**Your instructions:**
Continue the passage on the Ombudsman's assessment of the two audits, picking up right after its final paragraph.

+++ Selection +++

124. The first auditors considered that the Commission was entitled to recover from the complainant the entire amount of the grant (EUR 87 272.10) on account of the latter's failure to comply with the provisions of the Agreement relating to the complainant's inability to prove its own contribution. The Commission however showed its goodwill by choosing to follow another of the first auditors' findings which was more beneficial to the complainant, namely, that on the basis of the eligible costs verified, the much lower amount of EUR 41 196.92 could be established as the sum to be reimbursed. Moreover, when, subsequent to the findings of the first audit, the complainant submitted further expenditure-related documents, the Commission decided to give it the opportunity to present all its documents within the context of a second audit. Given that the complainant was in any event obliged to keep appropriate documentary records concerning the project even prior to the first audit, this decision can indeed be considered to constitute a further demonstration of the Commission's goodwill. It may be useful to point out in this regard that, based on the Ombudsman's experience, the Commission's willingness to allow a second audit to take place is quite exceptional.

125. Next, the Ombudsman points out that, according to Article 12 of Annex II to the Agreement, the complainant had to keep "all documents relating to the technical and financial management of the project", and that the Commission was entitled to commission an audit for a period of up to five years after the end of the project[6]. More importantly, a closer look at the relevant requirements of Article 9 of Annex II on the eligibility of costs reveals that their application would have necessarily entailed a margin of discretion as to whether specific costs were eligible under the project. Thus, irrespective of whether the two audits were based on the same or on different documents, given the margin of discretion involved, one could expect that the auditors who carried out the second audit could have had diverging views from those of the first auditors with regard to the eligibility of certain items of expenditure. In that regard, the Ombudsman also notes that, in spite of the auditors' margin of discretion and the inherent risks associated with a new audit, the second audit, despite its different findings, concluded that the complainant should have been asked to reimburse a significantly lower amount than the one recommended in the first audit.

126. It may be useful to add that there was nothing in the complainant's submissions to show that the relevant findings of the first audit were manifestly correct and that the findings of the second audit were manifestly erroneous.

127. In light of the foregoing, the Ombudsman considers that the allegedly inconsistent findings of the two audits cannot justify a finding that the complainant was treated unfairly.

+++ Raw records +++

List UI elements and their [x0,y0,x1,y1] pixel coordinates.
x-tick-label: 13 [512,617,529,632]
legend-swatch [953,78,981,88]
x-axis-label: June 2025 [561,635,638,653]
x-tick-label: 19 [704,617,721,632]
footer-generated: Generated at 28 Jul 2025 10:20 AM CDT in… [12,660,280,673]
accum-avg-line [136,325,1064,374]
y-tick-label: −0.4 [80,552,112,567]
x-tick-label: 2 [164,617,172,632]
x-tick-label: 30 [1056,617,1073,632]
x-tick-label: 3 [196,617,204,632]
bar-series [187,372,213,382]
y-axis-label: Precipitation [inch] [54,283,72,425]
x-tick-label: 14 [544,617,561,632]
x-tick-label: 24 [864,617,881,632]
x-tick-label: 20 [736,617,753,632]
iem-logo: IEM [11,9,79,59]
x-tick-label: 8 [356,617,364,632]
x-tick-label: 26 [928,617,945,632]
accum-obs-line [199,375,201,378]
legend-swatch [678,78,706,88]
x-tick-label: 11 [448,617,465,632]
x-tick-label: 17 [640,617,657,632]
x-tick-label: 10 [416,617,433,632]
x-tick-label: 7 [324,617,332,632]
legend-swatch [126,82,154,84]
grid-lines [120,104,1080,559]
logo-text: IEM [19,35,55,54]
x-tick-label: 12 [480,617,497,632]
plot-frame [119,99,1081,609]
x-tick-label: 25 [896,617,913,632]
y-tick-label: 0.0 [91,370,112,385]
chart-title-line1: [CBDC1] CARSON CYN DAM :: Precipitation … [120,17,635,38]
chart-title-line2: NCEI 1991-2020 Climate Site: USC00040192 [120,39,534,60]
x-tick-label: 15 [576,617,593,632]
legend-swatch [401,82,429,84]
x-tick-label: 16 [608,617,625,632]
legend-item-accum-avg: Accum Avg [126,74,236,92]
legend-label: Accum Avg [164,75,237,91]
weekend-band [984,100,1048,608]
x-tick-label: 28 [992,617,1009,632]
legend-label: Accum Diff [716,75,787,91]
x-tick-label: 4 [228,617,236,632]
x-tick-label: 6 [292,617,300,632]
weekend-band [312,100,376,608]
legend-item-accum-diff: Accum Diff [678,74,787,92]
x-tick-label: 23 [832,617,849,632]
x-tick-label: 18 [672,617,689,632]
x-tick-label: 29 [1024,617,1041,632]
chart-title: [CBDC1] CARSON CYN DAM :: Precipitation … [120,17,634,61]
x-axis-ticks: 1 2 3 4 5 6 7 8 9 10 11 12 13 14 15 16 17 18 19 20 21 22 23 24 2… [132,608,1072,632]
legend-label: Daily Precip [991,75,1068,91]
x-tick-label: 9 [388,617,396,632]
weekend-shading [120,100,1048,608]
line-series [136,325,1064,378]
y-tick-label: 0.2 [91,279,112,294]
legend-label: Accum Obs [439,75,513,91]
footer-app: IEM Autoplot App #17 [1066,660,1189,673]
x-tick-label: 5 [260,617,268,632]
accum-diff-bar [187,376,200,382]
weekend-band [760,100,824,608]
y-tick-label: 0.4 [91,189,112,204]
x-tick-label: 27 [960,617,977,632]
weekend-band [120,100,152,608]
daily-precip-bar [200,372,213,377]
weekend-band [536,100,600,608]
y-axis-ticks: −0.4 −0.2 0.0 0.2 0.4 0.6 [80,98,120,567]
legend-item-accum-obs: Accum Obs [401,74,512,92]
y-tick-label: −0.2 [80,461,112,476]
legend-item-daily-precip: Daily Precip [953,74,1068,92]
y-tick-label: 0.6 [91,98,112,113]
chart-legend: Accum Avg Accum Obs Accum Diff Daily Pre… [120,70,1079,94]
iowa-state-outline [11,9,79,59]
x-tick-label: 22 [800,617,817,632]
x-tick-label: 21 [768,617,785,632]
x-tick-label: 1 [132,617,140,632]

+++

**Response:**
128. Next, the Ombudsman will examine the other related argument put forward by the complainant, namely, that the Commission wrongly considered that the complainant failed to provide the necessary information in order for certain costs to be considered eligible. The Ombudsman notes that, as the Commission pointed out, a number of conditions had to be met in order for costs to be considered eligible. The complainant did not dispute the statements made by the Commission in this context. As regards the costs that are disputed in the present case, the Ombudsman notes that, according to the Commission, the second auditors found that the complainant provided no supporting documents issued by third parties, and that the complainant did not submit any contracts, timesheets or payroll documents either in so far as certain staff costs were concerned.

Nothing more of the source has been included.